→ Stored data entries:
┌──

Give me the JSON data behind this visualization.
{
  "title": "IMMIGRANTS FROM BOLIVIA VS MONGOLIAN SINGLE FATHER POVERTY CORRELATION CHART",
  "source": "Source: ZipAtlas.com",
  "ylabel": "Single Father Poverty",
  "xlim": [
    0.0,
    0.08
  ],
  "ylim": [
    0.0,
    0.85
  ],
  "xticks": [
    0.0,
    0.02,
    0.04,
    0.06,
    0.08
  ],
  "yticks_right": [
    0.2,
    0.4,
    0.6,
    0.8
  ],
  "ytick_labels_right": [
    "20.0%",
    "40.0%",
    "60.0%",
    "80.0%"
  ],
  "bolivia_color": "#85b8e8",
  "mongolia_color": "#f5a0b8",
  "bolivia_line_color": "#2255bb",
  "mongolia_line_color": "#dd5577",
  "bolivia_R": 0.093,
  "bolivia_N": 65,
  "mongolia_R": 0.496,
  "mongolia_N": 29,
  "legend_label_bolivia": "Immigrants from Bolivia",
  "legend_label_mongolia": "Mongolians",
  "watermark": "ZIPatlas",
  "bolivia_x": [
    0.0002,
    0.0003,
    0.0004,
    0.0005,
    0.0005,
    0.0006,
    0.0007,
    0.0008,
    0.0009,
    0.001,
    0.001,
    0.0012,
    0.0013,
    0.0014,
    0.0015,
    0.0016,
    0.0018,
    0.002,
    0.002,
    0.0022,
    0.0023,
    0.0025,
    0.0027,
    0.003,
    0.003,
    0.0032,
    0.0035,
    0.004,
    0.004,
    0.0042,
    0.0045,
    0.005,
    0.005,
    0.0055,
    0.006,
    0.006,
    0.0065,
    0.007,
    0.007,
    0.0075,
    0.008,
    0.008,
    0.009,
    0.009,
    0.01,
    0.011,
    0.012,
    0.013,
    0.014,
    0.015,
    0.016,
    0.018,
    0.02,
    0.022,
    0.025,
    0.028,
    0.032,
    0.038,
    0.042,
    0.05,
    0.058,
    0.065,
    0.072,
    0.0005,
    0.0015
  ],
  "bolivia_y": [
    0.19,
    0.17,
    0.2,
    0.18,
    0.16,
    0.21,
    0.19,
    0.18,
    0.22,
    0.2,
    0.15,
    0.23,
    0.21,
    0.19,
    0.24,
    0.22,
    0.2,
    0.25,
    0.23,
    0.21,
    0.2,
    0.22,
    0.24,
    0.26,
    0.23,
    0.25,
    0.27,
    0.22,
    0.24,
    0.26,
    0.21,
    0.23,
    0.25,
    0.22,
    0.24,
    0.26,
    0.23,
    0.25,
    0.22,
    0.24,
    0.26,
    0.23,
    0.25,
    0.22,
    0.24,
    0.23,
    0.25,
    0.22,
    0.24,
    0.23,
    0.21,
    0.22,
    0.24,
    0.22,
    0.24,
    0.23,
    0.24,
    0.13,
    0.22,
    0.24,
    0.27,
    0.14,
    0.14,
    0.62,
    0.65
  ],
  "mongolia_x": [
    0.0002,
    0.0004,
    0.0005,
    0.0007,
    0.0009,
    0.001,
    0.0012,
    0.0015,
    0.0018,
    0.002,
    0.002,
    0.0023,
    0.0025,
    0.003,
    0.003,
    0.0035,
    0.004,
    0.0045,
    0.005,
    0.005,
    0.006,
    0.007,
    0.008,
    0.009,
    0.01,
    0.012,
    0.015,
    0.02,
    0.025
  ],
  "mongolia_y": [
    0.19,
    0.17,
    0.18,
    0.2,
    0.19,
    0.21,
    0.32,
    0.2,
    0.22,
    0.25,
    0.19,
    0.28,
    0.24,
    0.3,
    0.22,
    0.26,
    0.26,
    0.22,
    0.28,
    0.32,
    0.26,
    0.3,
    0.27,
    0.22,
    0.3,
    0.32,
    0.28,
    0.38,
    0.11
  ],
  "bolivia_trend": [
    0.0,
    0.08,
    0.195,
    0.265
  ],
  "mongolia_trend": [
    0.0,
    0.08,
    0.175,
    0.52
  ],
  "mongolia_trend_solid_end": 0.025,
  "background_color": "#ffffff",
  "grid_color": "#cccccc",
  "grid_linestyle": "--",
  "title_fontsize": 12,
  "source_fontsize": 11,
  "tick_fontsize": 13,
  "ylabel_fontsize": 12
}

└──

→ What this task involves:
Copy out the full listing exactly.

→ Completed task:
Give me the JSON data behind this visualization.
{
  "title": "IMMIGRANTS FROM BOLIVIA VS MONGOLIAN SINGLE FATHER POVERTY CORRELATION CHART",
  "source": "Source: ZipAtlas.com",
  "ylabel": "Single Father Poverty",
  "xlim": [
    0.0,
    0.08
  ],
  "ylim": [
    0.0,
    0.85
  ],
  "xticks": [
    0.0,
    0.02,
    0.04,
    0.06,
    0.08
  ],
  "yticks_right": [
    0.2,
    0.4,
    0.6,
    0.8
  ],
  "ytick_labels_right": [
    "20.0%",
    "40.0%",
    "60.0%",
    "80.0%"
  ],
  "bolivia_color": "#85b8e8",
  "mongolia_color": "#f5a0b8",
  "bolivia_line_color": "#2255bb",
  "mongolia_line_color": "#dd5577",
  "bolivia_R": 0.093,
  "bolivia_N": 65,
  "mongolia_R": 0.496,
  "mongolia_N": 29,
  "legend_label_bolivia": "Immigrants from Bolivia",
  "legend_label_mongolia": "Mongolians",
  "watermark": "ZIPatlas",
  "bolivia_x": [
    0.0002,
    0.0003,
    0.0004,
    0.0005,
    0.0005,
    0.0006,
    0.0007,
    0.0008,
    0.0009,
    0.001,
    0.001,
    0.0012,
    0.0013,
    0.0014,
    0.0015,
    0.0016,
    0.0018,
    0.002,
    0.002,
    0.0022,
    0.0023,
    0.0025,
    0.0027,
    0.003,
    0.003,
    0.0032,
    0.0035,
    0.004,
    0.004,
    0.0042,
    0.0045,
    0.005,
    0.005,
    0.0055,
    0.006,
    0.006,
    0.0065,
    0.007,
    0.007,
    0.0075,
    0.008,
    0.008,
    0.009,
    0.009,
    0.01,
    0.011,
    0.012,
    0.013,
    0.014,
    0.015,
    0.016,
    0.018,
    0.02,
    0.022,
    0.025,
    0.028,
    0.032,
    0.038,
    0.042,
    0.05,
    0.058,
    0.065,
    0.072,
    0.0005,
    0.0015
  ],
  "bolivia_y": [
    0.19,
    0.17,
    0.2,
    0.18,
    0.16,
    0.21,
    0.19,
    0.18,
    0.22,
    0.2,
    0.15,
    0.23,
    0.21,
    0.19,
    0.24,
    0.22,
    0.2,
    0.25,
    0.23,
    0.21,
    0.2,
    0.22,
    0.24,
    0.26,
    0.23,
    0.25,
    0.27,
    0.22,
    0.24,
    0.26,
    0.21,
    0.23,
    0.25,
    0.22,
    0.24,
    0.26,
    0.23,
    0.25,
    0.22,
    0.24,
    0.26,
    0.23,
    0.25,
    0.22,
    0.24,
    0.23,
    0.25,
    0.22,
    0.24,
    0.23,
    0.21,
    0.22,
    0.24,
    0.22,
    0.24,
    0.23,
    0.24,
    0.13,
    0.22,
    0.24,
    0.27,
    0.14,
    0.14,
    0.62,
    0.65
  ],
  "mongolia_x": [
    0.0002,
    0.0004,
    0.0005,
    0.0007,
    0.0009,
    0.001,
    0.0012,
    0.0015,
    0.0018,
    0.002,
    0.002,
    0.0023,
    0.0025,
    0.003,
    0.003,
    0.0035,
    0.004,
    0.0045,
    0.005,
    0.005,
    0.006,
    0.007,
    0.008,
    0.009,
    0.01,
    0.012,
    0.015,
    0.02,
    0.025
  ],
  "mongolia_y": [
    0.19,
    0.17,
    0.18,
    0.2,
    0.19,
    0.21,
    0.32,
    0.2,
    0.22,
    0.25,
    0.19,
    0.28,
    0.24,
    0.3,
    0.22,
    0.26,
    0.26,
    0.22,
    0.28,
    0.32,
    0.26,
    0.3,
    0.27,
    0.22,
    0.3,
    0.32,
    0.28,
    0.38,
    0.11
  ],
  "bolivia_trend": [
    0.0,
    0.08,
    0.195,
    0.265
  ],
  "mongolia_trend": [
    0.0,
    0.08,
    0.175,
    0.52
  ],
  "mongolia_trend_solid_end": 0.025,
  "background_color": "#ffffff",
  "grid_color": "#cccccc",
  "grid_linestyle": "--",
  "title_fontsize": 12,
  "source_fontsize": 11,
  "tick_fontsize": 13,
  "ylabel_fontsize": 12
}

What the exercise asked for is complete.